==== Provided records

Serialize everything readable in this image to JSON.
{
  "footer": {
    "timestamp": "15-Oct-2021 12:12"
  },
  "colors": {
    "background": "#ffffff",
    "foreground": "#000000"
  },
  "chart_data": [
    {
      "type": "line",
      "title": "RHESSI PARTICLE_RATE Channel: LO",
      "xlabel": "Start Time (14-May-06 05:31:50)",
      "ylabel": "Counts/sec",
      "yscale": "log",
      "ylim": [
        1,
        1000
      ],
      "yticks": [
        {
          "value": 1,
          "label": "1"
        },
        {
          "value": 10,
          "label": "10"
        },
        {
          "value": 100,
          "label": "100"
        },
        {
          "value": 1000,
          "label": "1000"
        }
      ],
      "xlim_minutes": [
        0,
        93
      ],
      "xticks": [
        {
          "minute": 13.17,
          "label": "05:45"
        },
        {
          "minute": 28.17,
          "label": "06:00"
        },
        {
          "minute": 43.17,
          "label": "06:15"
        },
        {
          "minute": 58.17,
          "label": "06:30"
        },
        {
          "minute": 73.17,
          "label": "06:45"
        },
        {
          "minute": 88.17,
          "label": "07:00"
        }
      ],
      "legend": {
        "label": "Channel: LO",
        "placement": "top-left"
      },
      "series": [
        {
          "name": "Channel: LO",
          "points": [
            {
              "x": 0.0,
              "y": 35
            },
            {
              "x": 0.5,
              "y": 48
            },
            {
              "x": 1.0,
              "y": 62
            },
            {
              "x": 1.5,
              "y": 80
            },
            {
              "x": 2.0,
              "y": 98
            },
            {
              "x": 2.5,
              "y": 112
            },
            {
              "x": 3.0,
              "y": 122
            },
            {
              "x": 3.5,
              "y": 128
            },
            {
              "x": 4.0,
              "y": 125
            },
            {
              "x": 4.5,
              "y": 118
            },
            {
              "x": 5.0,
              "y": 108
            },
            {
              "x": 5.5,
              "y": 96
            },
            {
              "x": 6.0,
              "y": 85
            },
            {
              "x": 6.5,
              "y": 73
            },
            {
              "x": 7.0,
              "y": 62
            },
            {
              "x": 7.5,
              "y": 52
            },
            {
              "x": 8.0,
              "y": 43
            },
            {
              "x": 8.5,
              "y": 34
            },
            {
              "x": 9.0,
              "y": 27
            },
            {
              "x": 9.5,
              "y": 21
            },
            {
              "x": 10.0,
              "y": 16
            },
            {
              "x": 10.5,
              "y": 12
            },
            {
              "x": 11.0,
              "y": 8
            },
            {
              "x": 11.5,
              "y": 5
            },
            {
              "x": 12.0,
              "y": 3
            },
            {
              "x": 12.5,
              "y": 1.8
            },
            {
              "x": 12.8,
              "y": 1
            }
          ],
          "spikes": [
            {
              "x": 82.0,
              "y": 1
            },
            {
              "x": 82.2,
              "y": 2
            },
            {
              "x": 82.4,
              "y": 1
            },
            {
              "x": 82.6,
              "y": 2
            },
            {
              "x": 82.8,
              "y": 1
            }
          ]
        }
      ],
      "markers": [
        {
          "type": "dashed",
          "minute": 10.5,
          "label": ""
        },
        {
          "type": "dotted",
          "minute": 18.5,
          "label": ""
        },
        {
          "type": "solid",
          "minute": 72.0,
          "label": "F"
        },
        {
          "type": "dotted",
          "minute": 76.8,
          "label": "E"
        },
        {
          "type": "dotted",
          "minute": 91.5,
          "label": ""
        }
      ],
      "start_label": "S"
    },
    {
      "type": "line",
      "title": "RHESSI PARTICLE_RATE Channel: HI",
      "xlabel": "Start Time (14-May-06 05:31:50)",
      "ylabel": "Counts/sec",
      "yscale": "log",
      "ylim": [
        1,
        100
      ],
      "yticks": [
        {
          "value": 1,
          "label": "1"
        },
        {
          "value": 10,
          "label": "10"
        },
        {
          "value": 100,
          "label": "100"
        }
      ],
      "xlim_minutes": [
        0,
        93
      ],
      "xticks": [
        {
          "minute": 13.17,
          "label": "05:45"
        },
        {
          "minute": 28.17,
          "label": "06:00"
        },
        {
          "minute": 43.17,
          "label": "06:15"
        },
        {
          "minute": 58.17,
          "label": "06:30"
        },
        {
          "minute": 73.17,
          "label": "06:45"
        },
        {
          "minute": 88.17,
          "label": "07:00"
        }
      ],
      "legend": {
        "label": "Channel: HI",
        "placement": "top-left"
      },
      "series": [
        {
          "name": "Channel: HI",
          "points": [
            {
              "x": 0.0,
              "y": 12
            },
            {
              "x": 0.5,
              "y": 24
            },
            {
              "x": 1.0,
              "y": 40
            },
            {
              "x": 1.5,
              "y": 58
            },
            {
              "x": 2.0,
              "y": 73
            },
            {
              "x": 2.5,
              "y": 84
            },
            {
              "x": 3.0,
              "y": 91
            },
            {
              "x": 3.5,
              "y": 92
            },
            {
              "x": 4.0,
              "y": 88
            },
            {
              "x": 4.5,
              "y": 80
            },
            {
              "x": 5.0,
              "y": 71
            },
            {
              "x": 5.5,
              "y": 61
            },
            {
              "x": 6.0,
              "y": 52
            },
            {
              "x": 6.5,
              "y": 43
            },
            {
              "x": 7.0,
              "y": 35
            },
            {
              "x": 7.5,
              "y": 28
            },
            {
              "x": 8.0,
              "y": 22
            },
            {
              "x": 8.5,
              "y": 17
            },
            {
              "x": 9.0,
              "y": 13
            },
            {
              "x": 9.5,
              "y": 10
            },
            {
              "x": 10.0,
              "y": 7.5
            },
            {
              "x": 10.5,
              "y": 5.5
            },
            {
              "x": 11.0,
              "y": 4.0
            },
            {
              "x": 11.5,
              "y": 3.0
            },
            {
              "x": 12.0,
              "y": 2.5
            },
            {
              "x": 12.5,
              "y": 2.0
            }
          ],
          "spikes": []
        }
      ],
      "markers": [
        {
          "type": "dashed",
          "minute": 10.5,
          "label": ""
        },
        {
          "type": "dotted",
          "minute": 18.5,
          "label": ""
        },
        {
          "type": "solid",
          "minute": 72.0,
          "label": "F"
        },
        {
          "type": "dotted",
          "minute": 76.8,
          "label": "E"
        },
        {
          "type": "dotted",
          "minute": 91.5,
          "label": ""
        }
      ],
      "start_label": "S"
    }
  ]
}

========

Every entry above should be retyped exactly as shown.

Serialize everything readable in this image to JSON.
{
  "footer": {
    "timestamp": "15-Oct-2021 12:12"
  },
  "colors": {
    "background": "#ffffff",
    "foreground": "#000000"
  },
  "chart_data": [
    {
      "type": "line",
      "title": "RHESSI PARTICLE_RATE Channel: LO",
      "xlabel": "Start Time (14-May-06 05:31:50)",
      "ylabel": "Counts/sec",
      "yscale": "log",
      "ylim": [
        1,
        1000
      ],
      "yticks": [
        {
          "value": 1,
          "label": "1"
        },
        {
          "value": 10,
          "label": "10"
        },
        {
          "value": 100,
          "label": "100"
        },
        {
          "value": 1000,
          "label": "1000"
        }
      ],
      "xlim_minutes": [
        0,
        93
      ],
      "xticks": [
        {
          "minute": 13.17,
          "label": "05:45"
        },
        {
          "minute": 28.17,
          "label": "06:00"
        },
        {
          "minute": 43.17,
          "label": "06:15"
        },
        {
          "minute": 58.17,
          "label": "06:30"
        },
        {
          "minute": 73.17,
          "label": "06:45"
        },
        {
          "minute": 88.17,
          "label": "07:00"
        }
      ],
      "legend": {
        "label": "Channel: LO",
        "placement": "top-left"
      },
      "series": [
        {
          "name": "Channel: LO",
          "points": [
            {
              "x": 0.0,
              "y": 35
            },
            {
              "x": 0.5,
              "y": 48
            },
            {
              "x": 1.0,
              "y": 62
            },
            {
              "x": 1.5,
              "y": 80
            },
            {
              "x": 2.0,
              "y": 98
            },
            {
              "x": 2.5,
              "y": 112
            },
            {
              "x": 3.0,
              "y": 122
            },
            {
              "x": 3.5,
              "y": 128
            },
            {
              "x": 4.0,
              "y": 125
            },
            {
              "x": 4.5,
              "y": 118
            },
            {
              "x": 5.0,
              "y": 108
            },
            {
              "x": 5.5,
              "y": 96
            },
            {
              "x": 6.0,
              "y": 85
            },
            {
              "x": 6.5,
              "y": 73
            },
            {
              "x": 7.0,
              "y": 62
            },
            {
              "x": 7.5,
              "y": 52
            },
            {
              "x": 8.0,
              "y": 43
            },
            {
              "x": 8.5,
              "y": 34
            },
            {
              "x": 9.0,
              "y": 27
            },
            {
              "x": 9.5,
              "y": 21
            },
            {
              "x": 10.0,
              "y": 16
            },
            {
              "x": 10.5,
              "y": 12
            },
            {
              "x": 11.0,
              "y": 8
            },
            {
              "x": 11.5,
              "y": 5
            },
            {
              "x": 12.0,
              "y": 3
            },
            {
              "x": 12.5,
              "y": 1.8
            },
            {
              "x": 12.8,
              "y": 1
            }
          ],
          "spikes": [
            {
              "x": 82.0,
              "y": 1
            },
            {
              "x": 82.2,
              "y": 2
            },
            {
              "x": 82.4,
              "y": 1
            },
            {
              "x": 82.6,
              "y": 2
            },
            {
              "x": 82.8,
              "y": 1
            }
          ]
        }
      ],
      "markers": [
        {
          "type": "dashed",
          "minute": 10.5,
          "label": ""
        },
        {
          "type": "dotted",
          "minute": 18.5,
          "label": ""
        },
        {
          "type": "solid",
          "minute": 72.0,
          "label": "F"
        },
        {
          "type": "dotted",
          "minute": 76.8,
          "label": "E"
        },
        {
          "type": "dotted",
          "minute": 91.5,
          "label": ""
        }
      ],
      "start_label": "S"
    },
    {
      "type": "line",
      "title": "RHESSI PARTICLE_RATE Channel: HI",
      "xlabel": "Start Time (14-May-06 05:31:50)",
      "ylabel": "Counts/sec",
      "yscale": "log",
      "ylim": [
        1,
        100
      ],
      "yticks": [
        {
          "value": 1,
          "label": "1"
        },
        {
          "value": 10,
          "label": "10"
        },
        {
          "value": 100,
          "label": "100"
        }
      ],
      "xlim_minutes": [
        0,
        93
      ],
      "xticks": [
        {
          "minute": 13.17,
          "label": "05:45"
        },
        {
          "minute": 28.17,
          "label": "06:00"
        },
        {
          "minute": 43.17,
          "label": "06:15"
        },
        {
          "minute": 58.17,
          "label": "06:30"
        },
        {
          "minute": 73.17,
          "label": "06:45"
        },
        {
          "minute": 88.17,
          "label": "07:00"
        }
      ],
      "legend": {
        "label": "Channel: HI",
        "placement": "top-left"
      },
      "series": [
        {
          "name": "Channel: HI",
          "points": [
            {
              "x": 0.0,
              "y": 12
            },
            {
              "x": 0.5,
              "y": 24
            },
            {
              "x": 1.0,
              "y": 40
            },
            {
              "x": 1.5,
              "y": 58
            },
            {
              "x": 2.0,
              "y": 73
            },
            {
              "x": 2.5,
              "y": 84
            },
            {
              "x": 3.0,
              "y": 91
            },
            {
              "x": 3.5,
              "y": 92
            },
            {
              "x": 4.0,
              "y": 88
            },
            {
              "x": 4.5,
              "y": 80
            },
            {
              "x": 5.0,
              "y": 71
            },
            {
              "x": 5.5,
              "y": 61
            },
            {
              "x": 6.0,
              "y": 52
            },
            {
              "x": 6.5,
              "y": 43
            },
            {
              "x": 7.0,
              "y": 35
            },
            {
              "x": 7.5,
              "y": 28
            },
            {
              "x": 8.0,
              "y": 22
            },
            {
              "x": 8.5,
              "y": 17
            },
            {
              "x": 9.0,
              "y": 13
            },
            {
              "x": 9.5,
              "y": 10
            },
            {
              "x": 10.0,
              "y": 7.5
            },
            {
              "x": 10.5,
              "y": 5.5
            },
            {
              "x": 11.0,
              "y": 4.0
            },
            {
              "x": 11.5,
              "y": 3.0
            },
            {
              "x": 12.0,
              "y": 2.5
            },
            {
              "x": 12.5,
              "y": 2.0
            }
          ],
          "spikes": []
        }
      ],
      "markers": [
        {
          "type": "dashed",
          "minute": 10.5,
          "label": ""
        },
        {
          "type": "dotted",
          "minute": 18.5,
          "label": ""
        },
        {
          "type": "solid",
          "minute": 72.0,
          "label": "F"
        },
        {
          "type": "dotted",
          "minute": 76.8,
          "label": "E"
        },
        {
          "type": "dotted",
          "minute": 91.5,
          "label": ""
        }
      ],
      "start_label": "S"
    }
  ]
}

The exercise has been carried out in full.